All entries below need to be written out exactly, but without their pictures.

Data entries:
_ _ _ _ _ _ _
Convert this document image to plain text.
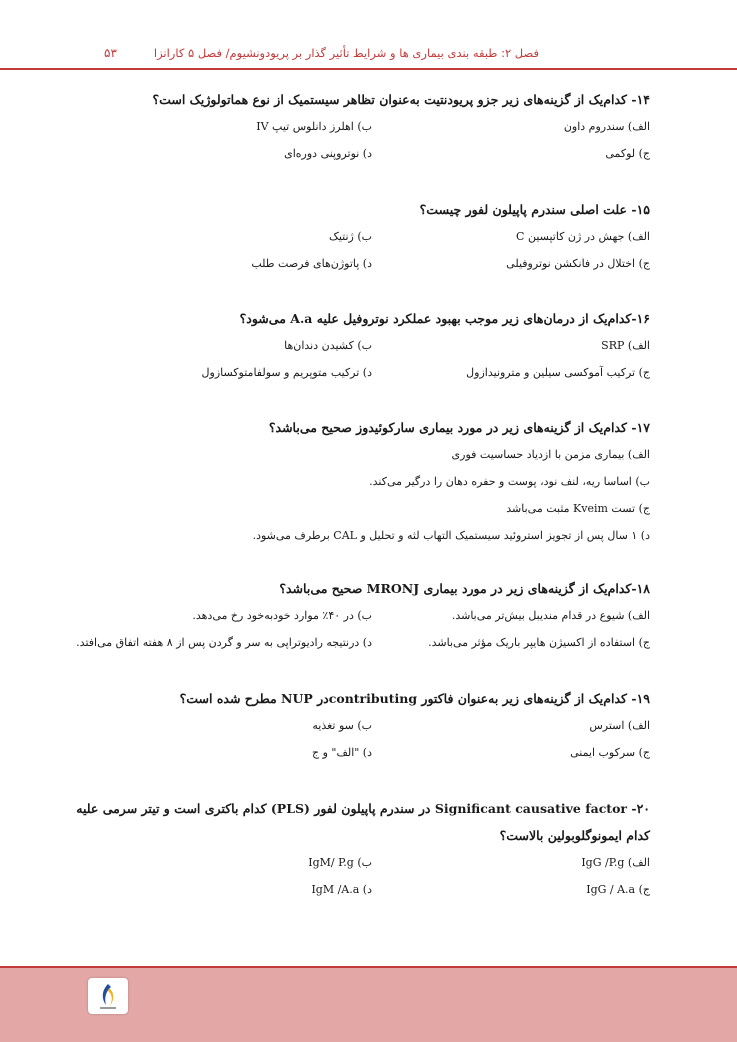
فصل ۲: طبقه بندی بیماری ها و شرایط تأثیر گذار بر پریودونشیوم/ فصل ۵ کارانزا
۵۳
۱۴- کدام‌یک از گزینه‌های زیر جزو پریودنتیت به‌عنوان تظاهر سیستمیک از نوع هماتولوژیک است؟
الف) سندروم داون
ب) اهلرز دانلوس تیپ IV
ج) لوکمی
د) نوتروپنی دوره‌ای
۱۵- علت اصلی سندرم پاپیلون لفور چیست؟
الف) جهش در ژن کاتپسین C
ب) ژنتیک
ج) اختلال در فانکشن نوتروفیلی
د) پاتوژن‌های فرصت طلب
۱۶-کدام‌یک از درمان‌های زیر موجب بهبود عملکرد نوتروفیل علیه A.a می‌شود؟
الف) SRP
ب) کشیدن دندان‌ها
ج) ترکیب آموکسی سیلین و مترونیدازول
د) ترکیب متوپریم و سولفامتوکسازول
۱۷- کدام‌یک از گزینه‌های زیر در مورد بیماری سارکوئیدوز صحیح می‌باشد؟
الف) بیماری مزمن با ازدیاد حساسیت فوری
ب) اساسا ریه، لنف نود، پوست و حفره دهان را درگیر می‌کند.
ج) تست Kveim مثبت می‌باشد
د) ۱ سال پس از تجویز استروئید سیستمیک التهاب لثه و تحلیل و CAL برطرف می‌شود.
۱۸-کدام‌یک از گزینه‌های زیر در مورد بیماری MRONJ صحیح می‌باشد؟
الف) شیوع در قدام مندیبل بیش‌تر می‌باشد.
ب) در ۴۰٪ موارد خودبه‌خود رخ می‌دهد.
ج) استفاده از اکسیژن هایپر باریک مؤثر می‌باشد.
د) درنتیجه رادیوتراپی به سر و گردن پس از ۸ هفته اتفاق می‌افتد.
۱۹- کدام‌یک از گزینه‌های زیر به‌عنوان فاکتور contributingدر NUP مطرح شده است؟
الف) استرس
ب) سو تغذیه
ج) سرکوب ایمنی
د) "الف" و ج
۲۰- Significant causative factor در سندرم پاپیلون لفور (PLS) کدام باکتری است و تیتر سرمی علیه کدام ایمونوگلوبولین بالاست؟
الف) IgG /P.g
ب) IgM/ P.g
ج) IgG / A.a
د) IgM /A.a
_ _ _ _ _ _ _
Task answer:
Convert this document image to plain text.
فصل ۲: طبقه بندی بیماری ها و شرایط تأثیر گذار بر پریودونشیوم/ فصل ۵ کارانزا
۵۳
۱۴- کدام‌یک از گزینه‌های زیر جزو پریودنتیت به‌عنوان تظاهر سیستمیک از نوع هماتولوژیک است؟
الف) سندروم داون
ب) اهلرز دانلوس تیپ IV
ج) لوکمی
د) نوتروپنی دوره‌ای
۱۵- علت اصلی سندرم پاپیلون لفور چیست؟
الف) جهش در ژن کاتپسین C
ب) ژنتیک
ج) اختلال در فانکشن نوتروفیلی
د) پاتوژن‌های فرصت طلب
۱۶-کدام‌یک از درمان‌های زیر موجب بهبود عملکرد نوتروفیل علیه A.a می‌شود؟
الف) SRP
ب) کشیدن دندان‌ها
ج) ترکیب آموکسی سیلین و مترونیدازول
د) ترکیب متوپریم و سولفامتوکسازول
۱۷- کدام‌یک از گزینه‌های زیر در مورد بیماری سارکوئیدوز صحیح می‌باشد؟
الف) بیماری مزمن با ازدیاد حساسیت فوری
ب) اساسا ریه، لنف نود، پوست و حفره دهان را درگیر می‌کند.
ج) تست Kveim مثبت می‌باشد
د) ۱ سال پس از تجویز استروئید سیستمیک التهاب لثه و تحلیل و CAL برطرف می‌شود.
۱۸-کدام‌یک از گزینه‌های زیر در مورد بیماری MRONJ صحیح می‌باشد؟
الف) شیوع در قدام مندیبل بیش‌تر می‌باشد.
ب) در ۴۰٪ موارد خودبه‌خود رخ می‌دهد.
ج) استفاده از اکسیژن هایپر باریک مؤثر می‌باشد.
د) درنتیجه رادیوتراپی به سر و گردن پس از ۸ هفته اتفاق می‌افتد.
۱۹- کدام‌یک از گزینه‌های زیر به‌عنوان فاکتور contributingدر NUP مطرح شده است؟
الف) استرس
ب) سو تغذیه
ج) سرکوب ایمنی
د) "الف" و ج
۲۰- Significant causative factor در سندرم پاپیلون لفور (PLS) کدام باکتری است و تیتر سرمی علیه کدام ایمونوگلوبولین بالاست؟
الف) IgG /P.g
ب) IgM/ P.g
ج) IgG / A.a
د) IgM /A.a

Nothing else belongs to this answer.